Draw out every line with the word "rank" from the listing below.

══ Given data

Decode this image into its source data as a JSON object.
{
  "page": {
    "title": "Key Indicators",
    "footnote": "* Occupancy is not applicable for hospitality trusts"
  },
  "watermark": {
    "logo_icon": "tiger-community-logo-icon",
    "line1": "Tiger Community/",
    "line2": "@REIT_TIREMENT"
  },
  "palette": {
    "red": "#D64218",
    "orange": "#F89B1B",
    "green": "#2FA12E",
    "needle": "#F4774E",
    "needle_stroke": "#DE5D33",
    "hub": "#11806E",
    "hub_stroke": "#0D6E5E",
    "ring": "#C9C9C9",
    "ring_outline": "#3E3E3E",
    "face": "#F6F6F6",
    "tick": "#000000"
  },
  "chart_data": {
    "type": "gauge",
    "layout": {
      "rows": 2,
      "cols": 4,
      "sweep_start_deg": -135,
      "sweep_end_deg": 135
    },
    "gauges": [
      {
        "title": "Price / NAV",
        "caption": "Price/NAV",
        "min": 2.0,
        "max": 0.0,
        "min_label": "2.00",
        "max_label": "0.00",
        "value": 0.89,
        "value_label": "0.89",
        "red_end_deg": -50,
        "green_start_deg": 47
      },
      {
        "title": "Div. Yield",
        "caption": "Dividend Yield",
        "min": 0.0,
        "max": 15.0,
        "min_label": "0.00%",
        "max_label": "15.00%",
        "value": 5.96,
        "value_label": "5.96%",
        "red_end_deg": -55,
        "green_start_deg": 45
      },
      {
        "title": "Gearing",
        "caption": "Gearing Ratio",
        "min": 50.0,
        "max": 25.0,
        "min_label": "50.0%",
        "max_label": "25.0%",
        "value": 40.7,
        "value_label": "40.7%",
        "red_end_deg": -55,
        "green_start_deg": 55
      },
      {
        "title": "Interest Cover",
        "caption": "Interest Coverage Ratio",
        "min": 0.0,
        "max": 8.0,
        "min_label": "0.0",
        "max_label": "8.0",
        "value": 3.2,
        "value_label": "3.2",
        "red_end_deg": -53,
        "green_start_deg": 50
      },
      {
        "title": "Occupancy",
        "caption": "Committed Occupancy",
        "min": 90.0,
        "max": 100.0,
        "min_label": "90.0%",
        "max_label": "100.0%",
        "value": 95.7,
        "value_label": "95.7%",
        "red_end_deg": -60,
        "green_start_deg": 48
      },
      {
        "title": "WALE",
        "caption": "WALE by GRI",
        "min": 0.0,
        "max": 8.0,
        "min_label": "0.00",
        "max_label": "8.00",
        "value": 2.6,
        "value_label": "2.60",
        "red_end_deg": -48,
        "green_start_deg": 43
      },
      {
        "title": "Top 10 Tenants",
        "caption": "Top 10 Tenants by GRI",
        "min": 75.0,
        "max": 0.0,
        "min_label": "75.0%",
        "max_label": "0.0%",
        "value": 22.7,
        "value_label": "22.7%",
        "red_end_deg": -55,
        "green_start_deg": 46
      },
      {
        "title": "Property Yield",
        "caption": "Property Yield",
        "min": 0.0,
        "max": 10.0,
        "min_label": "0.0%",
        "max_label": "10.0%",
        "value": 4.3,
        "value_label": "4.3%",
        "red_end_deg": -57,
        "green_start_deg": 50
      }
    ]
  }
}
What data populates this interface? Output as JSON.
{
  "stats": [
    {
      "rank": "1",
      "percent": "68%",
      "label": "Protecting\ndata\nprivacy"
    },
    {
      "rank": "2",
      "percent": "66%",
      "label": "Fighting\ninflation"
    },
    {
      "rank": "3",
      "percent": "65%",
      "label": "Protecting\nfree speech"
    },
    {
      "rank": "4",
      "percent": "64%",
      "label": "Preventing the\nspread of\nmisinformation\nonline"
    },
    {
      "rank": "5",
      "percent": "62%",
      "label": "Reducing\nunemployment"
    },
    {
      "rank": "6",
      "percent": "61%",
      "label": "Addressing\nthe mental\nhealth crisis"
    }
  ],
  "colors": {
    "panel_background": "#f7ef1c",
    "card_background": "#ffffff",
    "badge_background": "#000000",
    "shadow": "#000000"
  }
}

════

Written response:
      "rank": "1",
      "rank": "2",
      "rank": "3",
      "rank": "4",
      "rank": "5",
      "rank": "6",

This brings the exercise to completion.